• **WORK INSTRUCTIONS**
Print the whole listing exactly.

• **LISTED ENTRIES**

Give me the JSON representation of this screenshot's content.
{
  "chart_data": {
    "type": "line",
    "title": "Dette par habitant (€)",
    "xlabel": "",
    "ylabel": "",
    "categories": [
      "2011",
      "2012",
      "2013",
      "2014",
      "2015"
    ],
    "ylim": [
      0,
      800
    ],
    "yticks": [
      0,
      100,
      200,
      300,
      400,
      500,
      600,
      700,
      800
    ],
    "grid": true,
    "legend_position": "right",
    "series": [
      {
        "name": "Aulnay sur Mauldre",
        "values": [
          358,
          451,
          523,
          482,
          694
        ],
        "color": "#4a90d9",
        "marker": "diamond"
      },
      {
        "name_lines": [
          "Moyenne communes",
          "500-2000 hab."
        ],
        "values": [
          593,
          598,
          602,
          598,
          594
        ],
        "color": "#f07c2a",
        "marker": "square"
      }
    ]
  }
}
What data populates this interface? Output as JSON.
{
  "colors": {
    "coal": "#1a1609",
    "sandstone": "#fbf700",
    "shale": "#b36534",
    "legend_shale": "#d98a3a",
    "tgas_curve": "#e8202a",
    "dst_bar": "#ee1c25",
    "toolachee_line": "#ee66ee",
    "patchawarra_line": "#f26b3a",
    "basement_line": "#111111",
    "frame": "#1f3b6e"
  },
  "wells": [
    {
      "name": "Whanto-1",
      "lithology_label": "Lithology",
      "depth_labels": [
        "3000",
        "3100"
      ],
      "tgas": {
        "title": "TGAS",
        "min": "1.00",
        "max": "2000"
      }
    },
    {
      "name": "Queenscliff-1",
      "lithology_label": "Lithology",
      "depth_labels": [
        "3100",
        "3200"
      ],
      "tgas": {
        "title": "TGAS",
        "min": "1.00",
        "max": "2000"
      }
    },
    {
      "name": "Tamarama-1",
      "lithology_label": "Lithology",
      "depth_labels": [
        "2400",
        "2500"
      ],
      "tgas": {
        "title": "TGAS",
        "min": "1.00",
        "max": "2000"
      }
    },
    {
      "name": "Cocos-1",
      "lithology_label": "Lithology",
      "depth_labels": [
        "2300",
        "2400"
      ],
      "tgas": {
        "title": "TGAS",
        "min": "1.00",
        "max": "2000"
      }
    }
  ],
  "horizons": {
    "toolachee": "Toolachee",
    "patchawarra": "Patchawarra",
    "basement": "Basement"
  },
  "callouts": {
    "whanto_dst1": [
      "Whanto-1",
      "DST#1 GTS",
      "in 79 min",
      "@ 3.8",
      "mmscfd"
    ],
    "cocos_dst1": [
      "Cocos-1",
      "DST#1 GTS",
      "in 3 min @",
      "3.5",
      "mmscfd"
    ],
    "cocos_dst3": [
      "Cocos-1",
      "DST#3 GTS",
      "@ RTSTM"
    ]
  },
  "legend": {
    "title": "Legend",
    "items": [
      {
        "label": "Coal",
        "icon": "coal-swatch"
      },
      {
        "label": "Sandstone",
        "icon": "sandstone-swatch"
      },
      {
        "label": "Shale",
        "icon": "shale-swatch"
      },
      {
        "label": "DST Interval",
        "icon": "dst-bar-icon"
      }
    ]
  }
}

• **WRITTEN ANSWER**
Give me the JSON representation of this screenshot's content.
{
  "chart_data": {
    "type": "line",
    "title": "Dette par habitant (€)",
    "xlabel": "",
    "ylabel": "",
    "categories": [
      "2011",
      "2012",
      "2013",
      "2014",
      "2015"
    ],
    "ylim": [
      0,
      800
    ],
    "yticks": [
      0,
      100,
      200,
      300,
      400,
      500,
      600,
      700,
      800
    ],
    "grid": true,
    "legend_position": "right",
    "series": [
      {
        "name": "Aulnay sur Mauldre",
        "values": [
          358,
          451,
          523,
          482,
          694
        ],
        "color": "#4a90d9",
        "marker": "diamond"
      },
      {
        "name_lines": [
          "Moyenne communes",
          "500-2000 hab."
        ],
        "values": [
          593,
          598,
          602,
          598,
          594
        ],
        "color": "#f07c2a",
        "marker": "square"
      }
    ]
  }
}
What data populates this interface? Output as JSON.
{
  "colors": {
    "coal": "#1a1609",
    "sandstone": "#fbf700",
    "shale": "#b36534",
    "legend_shale": "#d98a3a",
    "tgas_curve": "#e8202a",
    "dst_bar": "#ee1c25",
    "toolachee_line": "#ee66ee",
    "patchawarra_line": "#f26b3a",
    "basement_line": "#111111",
    "frame": "#1f3b6e"
  },
  "wells": [
    {
      "name": "Whanto-1",
      "lithology_label": "Lithology",
      "depth_labels": [
        "3000",
        "3100"
      ],
      "tgas": {
        "title": "TGAS",
        "min": "1.00",
        "max": "2000"
      }
    },
    {
      "name": "Queenscliff-1",
      "lithology_label": "Lithology",
      "depth_labels": [
        "3100",
        "3200"
      ],
      "tgas": {
        "title": "TGAS",
        "min": "1.00",
        "max": "2000"
      }
    },
    {
      "name": "Tamarama-1",
      "lithology_label": "Lithology",
      "depth_labels": [
        "2400",
        "2500"
      ],
      "tgas": {
        "title": "TGAS",
        "min": "1.00",
        "max": "2000"
      }
    },
    {
      "name": "Cocos-1",
      "lithology_label": "Lithology",
      "depth_labels": [
        "2300",
        "2400"
      ],
      "tgas": {
        "title": "TGAS",
        "min": "1.00",
        "max": "2000"
      }
    }
  ],
  "horizons": {
    "toolachee": "Toolachee",
    "patchawarra": "Patchawarra",
    "basement": "Basement"
  },
  "callouts": {
    "whanto_dst1": [
      "Whanto-1",
      "DST#1 GTS",
      "in 79 min",
      "@ 3.8",
      "mmscfd"
    ],
    "cocos_dst1": [
      "Cocos-1",
      "DST#1 GTS",
      "in 3 min @",
      "3.5",
      "mmscfd"
    ],
    "cocos_dst3": [
      "Cocos-1",
      "DST#3 GTS",
      "@ RTSTM"
    ]
  },
  "legend": {
    "title": "Legend",
    "items": [
      {
        "label": "Coal",
        "icon": "coal-swatch"
      },
      {
        "label": "Sandstone",
        "icon": "sandstone-swatch"
      },
      {
        "label": "Shale",
        "icon": "shale-swatch"
      },
      {
        "label": "DST Interval",
        "icon": "dst-bar-icon"
      }
    ]
  }
}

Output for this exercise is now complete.